WORK TO DO
Write out the rows again, from the start of the rows through the line holding "text-line: og dristede", inclusive. Change "Viking" to "Kriger" and leave everything else the same.

Dataset entries

— START —

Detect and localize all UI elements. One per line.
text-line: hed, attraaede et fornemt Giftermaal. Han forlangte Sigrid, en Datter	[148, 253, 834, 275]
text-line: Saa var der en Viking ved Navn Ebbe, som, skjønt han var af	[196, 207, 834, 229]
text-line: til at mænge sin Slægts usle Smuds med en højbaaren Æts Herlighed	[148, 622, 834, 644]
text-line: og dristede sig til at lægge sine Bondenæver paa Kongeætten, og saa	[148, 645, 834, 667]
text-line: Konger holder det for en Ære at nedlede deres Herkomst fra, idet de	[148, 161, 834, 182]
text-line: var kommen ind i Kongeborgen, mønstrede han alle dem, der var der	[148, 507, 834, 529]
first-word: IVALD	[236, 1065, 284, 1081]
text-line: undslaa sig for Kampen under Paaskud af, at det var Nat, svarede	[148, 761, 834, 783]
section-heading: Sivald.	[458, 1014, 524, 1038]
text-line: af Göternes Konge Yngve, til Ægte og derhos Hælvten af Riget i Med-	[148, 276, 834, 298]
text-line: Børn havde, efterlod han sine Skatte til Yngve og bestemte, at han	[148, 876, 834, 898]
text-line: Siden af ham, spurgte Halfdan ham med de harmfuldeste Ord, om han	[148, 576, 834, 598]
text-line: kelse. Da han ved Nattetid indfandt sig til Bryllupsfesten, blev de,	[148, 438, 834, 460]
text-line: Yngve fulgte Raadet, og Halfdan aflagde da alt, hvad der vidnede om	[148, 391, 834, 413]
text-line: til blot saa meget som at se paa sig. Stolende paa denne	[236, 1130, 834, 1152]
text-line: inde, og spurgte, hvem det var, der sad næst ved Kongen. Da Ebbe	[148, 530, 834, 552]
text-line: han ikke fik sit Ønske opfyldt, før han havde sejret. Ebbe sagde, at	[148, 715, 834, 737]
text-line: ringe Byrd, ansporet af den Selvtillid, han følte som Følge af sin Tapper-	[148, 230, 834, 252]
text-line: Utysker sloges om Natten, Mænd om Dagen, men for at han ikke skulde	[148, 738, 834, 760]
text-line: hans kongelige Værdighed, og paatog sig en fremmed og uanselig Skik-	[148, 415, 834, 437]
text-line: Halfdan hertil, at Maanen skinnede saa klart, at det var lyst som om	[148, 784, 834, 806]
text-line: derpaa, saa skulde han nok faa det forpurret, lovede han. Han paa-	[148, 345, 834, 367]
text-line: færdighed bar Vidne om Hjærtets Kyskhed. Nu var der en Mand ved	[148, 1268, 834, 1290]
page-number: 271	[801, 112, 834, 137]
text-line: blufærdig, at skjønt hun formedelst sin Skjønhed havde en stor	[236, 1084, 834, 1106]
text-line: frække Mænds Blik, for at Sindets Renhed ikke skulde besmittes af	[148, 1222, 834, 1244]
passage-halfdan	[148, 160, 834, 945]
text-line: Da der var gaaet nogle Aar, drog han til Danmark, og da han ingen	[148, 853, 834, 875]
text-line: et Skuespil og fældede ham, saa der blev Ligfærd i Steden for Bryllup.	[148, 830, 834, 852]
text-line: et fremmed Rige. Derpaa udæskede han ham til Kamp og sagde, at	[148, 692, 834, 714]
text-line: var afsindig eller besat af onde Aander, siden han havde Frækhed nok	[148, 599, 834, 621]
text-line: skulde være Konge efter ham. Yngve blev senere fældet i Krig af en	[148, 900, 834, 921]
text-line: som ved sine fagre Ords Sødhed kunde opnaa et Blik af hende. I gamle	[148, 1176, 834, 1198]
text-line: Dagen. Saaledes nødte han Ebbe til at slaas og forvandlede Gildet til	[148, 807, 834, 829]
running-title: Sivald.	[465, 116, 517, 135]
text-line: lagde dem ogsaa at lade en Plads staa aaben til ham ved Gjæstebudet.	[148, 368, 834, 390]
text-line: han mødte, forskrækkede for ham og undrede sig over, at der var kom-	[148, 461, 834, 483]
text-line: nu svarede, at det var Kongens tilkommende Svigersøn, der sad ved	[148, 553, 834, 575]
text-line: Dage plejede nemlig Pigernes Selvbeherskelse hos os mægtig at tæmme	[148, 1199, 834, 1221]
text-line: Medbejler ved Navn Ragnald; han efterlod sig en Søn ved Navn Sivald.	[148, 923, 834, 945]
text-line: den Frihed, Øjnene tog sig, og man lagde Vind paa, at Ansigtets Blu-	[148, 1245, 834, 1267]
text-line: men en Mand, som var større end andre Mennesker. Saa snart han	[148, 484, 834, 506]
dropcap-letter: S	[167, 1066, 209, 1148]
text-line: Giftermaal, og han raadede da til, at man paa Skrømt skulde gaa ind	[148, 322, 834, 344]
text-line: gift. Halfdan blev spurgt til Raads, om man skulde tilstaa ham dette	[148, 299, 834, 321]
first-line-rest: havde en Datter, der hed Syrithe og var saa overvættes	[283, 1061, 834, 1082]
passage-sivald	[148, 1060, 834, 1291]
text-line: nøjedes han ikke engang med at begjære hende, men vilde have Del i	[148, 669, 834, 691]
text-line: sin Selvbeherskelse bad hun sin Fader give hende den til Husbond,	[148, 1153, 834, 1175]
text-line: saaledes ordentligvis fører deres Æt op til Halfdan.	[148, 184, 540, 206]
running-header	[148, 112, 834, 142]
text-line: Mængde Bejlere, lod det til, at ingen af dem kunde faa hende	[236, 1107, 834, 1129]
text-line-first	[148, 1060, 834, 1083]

— END —

EXPECTED ANSWER
Detect and localize all UI elements. One per line.
text-line: hed, attraaede et fornemt Giftermaal. Han forlangte Sigrid, en Datter	[148, 253, 834, 275]
text-line: Saa var der en Kriger ved Navn Ebbe, som, skjønt han var af	[196, 207, 834, 229]
text-line: til at mænge sin Slægts usle Smuds med en højbaaren Æts Herlighed	[148, 622, 834, 644]
text-line: og dristede sig til at lægge sine Bondenæver paa Kongeætten, og saa	[148, 645, 834, 667]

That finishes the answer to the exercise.